▶ [STATED PROBLEM]:
Where a line in the listing contains the string "azimuth", copy that line out.

▶ [ENTRIES SUPPLIED]:
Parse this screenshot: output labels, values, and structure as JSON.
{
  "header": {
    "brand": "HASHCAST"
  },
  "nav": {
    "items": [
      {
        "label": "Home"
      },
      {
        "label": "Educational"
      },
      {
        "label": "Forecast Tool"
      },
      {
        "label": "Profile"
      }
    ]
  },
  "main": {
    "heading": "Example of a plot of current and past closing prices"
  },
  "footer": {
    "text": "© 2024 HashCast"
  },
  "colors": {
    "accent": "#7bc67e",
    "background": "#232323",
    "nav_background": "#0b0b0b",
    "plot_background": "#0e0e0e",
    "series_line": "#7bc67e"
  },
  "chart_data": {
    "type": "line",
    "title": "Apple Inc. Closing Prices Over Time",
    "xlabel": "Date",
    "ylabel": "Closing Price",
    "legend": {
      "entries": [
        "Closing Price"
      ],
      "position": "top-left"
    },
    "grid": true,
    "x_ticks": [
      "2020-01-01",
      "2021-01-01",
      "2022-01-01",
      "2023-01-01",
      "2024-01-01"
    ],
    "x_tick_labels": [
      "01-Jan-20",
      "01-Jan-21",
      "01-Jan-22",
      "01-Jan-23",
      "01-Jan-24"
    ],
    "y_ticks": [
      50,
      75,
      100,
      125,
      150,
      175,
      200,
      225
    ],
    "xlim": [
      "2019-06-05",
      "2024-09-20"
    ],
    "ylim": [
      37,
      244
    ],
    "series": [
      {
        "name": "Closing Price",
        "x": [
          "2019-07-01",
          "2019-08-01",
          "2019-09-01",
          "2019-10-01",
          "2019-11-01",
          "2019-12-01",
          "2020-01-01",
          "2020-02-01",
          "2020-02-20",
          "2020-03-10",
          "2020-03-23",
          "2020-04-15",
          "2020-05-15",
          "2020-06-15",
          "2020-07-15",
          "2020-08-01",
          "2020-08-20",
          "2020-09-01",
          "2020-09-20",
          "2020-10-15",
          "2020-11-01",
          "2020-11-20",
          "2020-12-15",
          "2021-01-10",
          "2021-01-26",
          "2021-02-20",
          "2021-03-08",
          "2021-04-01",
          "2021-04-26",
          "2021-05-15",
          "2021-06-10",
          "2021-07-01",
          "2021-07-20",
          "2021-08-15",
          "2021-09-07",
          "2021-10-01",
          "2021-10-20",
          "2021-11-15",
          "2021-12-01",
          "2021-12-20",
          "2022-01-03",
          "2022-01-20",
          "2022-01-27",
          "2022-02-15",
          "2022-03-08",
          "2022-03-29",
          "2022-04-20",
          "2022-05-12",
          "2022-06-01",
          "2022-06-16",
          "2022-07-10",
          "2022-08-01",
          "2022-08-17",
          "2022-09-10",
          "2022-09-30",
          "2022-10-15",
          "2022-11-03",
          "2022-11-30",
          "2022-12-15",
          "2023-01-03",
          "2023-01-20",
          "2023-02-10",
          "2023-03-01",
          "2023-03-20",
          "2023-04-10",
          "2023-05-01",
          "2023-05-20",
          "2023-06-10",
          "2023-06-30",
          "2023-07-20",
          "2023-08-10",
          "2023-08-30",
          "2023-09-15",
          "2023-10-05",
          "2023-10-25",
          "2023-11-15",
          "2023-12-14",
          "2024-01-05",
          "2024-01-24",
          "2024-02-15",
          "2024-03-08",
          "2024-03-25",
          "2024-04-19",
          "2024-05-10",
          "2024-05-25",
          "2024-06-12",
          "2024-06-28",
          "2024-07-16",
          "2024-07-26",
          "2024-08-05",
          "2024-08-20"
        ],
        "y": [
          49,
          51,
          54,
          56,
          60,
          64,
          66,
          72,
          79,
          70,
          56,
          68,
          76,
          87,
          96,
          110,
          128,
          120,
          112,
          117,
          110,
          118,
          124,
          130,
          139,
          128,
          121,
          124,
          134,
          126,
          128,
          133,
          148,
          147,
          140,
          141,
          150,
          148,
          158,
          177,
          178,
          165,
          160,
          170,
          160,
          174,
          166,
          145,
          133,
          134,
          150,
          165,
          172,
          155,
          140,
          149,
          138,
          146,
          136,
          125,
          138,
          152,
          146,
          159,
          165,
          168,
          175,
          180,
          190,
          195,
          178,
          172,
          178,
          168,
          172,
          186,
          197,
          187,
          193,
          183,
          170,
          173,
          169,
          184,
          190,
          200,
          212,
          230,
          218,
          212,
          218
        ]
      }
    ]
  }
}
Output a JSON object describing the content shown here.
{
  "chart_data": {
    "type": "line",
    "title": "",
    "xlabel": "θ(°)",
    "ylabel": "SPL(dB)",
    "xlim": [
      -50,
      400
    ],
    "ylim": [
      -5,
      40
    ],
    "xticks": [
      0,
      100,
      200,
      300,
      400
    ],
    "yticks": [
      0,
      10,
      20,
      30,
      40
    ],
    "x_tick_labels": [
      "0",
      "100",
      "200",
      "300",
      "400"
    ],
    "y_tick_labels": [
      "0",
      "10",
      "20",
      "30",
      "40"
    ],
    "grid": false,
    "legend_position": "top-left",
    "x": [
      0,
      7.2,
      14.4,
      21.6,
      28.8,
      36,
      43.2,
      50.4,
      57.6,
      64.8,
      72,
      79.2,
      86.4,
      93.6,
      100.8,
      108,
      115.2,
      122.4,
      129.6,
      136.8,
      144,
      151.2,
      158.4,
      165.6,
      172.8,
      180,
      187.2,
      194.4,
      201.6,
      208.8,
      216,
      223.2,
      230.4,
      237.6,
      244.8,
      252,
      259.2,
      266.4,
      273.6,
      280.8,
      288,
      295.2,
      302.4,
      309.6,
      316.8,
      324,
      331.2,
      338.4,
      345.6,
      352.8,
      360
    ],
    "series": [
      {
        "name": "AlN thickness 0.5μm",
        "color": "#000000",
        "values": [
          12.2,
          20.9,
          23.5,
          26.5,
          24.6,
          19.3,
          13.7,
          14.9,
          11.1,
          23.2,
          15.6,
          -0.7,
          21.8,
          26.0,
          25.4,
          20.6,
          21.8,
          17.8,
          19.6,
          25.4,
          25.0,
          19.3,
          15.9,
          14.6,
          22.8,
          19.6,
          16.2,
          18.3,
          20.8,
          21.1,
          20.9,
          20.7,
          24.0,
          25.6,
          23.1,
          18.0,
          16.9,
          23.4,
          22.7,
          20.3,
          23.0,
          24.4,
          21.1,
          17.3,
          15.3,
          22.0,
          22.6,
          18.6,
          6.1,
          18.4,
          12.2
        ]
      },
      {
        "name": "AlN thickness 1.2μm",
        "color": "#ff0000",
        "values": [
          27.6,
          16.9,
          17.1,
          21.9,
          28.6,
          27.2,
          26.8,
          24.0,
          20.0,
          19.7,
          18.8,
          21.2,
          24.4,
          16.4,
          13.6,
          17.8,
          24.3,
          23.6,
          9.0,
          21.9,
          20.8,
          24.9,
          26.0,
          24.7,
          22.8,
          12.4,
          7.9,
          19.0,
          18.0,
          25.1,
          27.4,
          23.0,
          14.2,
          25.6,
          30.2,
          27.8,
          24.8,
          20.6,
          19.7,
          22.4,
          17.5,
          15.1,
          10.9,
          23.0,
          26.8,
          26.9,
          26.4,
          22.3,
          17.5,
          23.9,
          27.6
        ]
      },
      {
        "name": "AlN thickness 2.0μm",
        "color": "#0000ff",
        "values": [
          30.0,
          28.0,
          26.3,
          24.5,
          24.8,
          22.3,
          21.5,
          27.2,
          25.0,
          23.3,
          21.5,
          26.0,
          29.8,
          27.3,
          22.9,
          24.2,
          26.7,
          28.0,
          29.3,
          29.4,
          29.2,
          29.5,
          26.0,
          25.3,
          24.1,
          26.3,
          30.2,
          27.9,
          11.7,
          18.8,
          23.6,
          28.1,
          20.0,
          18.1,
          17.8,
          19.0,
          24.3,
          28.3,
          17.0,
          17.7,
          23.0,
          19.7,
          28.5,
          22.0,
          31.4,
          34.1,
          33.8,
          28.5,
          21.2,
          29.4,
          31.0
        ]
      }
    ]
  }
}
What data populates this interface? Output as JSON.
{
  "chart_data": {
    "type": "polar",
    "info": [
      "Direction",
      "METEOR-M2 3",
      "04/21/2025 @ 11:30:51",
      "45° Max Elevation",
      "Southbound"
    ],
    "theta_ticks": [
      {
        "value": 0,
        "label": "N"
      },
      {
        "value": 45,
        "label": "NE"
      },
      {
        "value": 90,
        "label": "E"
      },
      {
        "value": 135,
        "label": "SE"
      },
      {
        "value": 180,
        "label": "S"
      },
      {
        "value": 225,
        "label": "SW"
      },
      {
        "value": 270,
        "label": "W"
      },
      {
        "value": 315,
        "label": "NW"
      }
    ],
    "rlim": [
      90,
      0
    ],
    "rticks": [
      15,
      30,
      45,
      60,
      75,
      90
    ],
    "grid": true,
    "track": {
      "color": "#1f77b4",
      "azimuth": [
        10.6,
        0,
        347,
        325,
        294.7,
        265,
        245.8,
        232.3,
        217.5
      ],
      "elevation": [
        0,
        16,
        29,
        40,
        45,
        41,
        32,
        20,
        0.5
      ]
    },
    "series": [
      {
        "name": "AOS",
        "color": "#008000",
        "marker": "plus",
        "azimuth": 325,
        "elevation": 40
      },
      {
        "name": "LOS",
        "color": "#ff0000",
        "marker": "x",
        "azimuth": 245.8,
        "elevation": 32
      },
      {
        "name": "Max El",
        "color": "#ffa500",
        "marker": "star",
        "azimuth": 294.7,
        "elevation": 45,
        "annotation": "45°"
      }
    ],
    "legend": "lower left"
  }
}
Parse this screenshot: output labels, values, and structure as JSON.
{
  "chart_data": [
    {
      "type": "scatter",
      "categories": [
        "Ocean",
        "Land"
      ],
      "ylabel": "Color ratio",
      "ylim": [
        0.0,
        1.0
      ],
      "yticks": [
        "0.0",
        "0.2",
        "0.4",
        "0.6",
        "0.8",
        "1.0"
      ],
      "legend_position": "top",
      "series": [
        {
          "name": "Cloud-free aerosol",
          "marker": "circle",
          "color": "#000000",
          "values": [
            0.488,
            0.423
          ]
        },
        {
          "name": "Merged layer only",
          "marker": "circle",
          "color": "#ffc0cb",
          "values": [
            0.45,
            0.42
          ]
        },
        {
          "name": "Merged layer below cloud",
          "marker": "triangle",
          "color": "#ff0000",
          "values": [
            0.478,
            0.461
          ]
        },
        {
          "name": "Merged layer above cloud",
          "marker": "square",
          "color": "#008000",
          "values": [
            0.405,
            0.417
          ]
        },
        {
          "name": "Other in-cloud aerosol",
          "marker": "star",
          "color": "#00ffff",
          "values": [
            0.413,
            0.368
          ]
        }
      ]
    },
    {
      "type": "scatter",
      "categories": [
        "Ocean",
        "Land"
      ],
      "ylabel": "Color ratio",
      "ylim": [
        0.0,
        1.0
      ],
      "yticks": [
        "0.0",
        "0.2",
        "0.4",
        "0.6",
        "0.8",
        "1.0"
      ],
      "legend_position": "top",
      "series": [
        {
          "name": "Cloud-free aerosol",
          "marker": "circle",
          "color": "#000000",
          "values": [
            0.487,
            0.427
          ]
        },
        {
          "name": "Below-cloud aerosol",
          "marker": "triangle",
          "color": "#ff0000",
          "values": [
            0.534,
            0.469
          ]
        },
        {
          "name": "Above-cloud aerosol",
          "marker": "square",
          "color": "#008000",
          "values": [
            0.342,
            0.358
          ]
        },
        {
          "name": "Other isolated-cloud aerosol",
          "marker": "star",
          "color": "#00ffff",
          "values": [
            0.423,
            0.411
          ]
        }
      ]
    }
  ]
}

▶ [RESULT OF THE TASK]:
      "azimuth": [
        "azimuth": 325,
        "azimuth": 245.8,
        "azimuth": 294.7,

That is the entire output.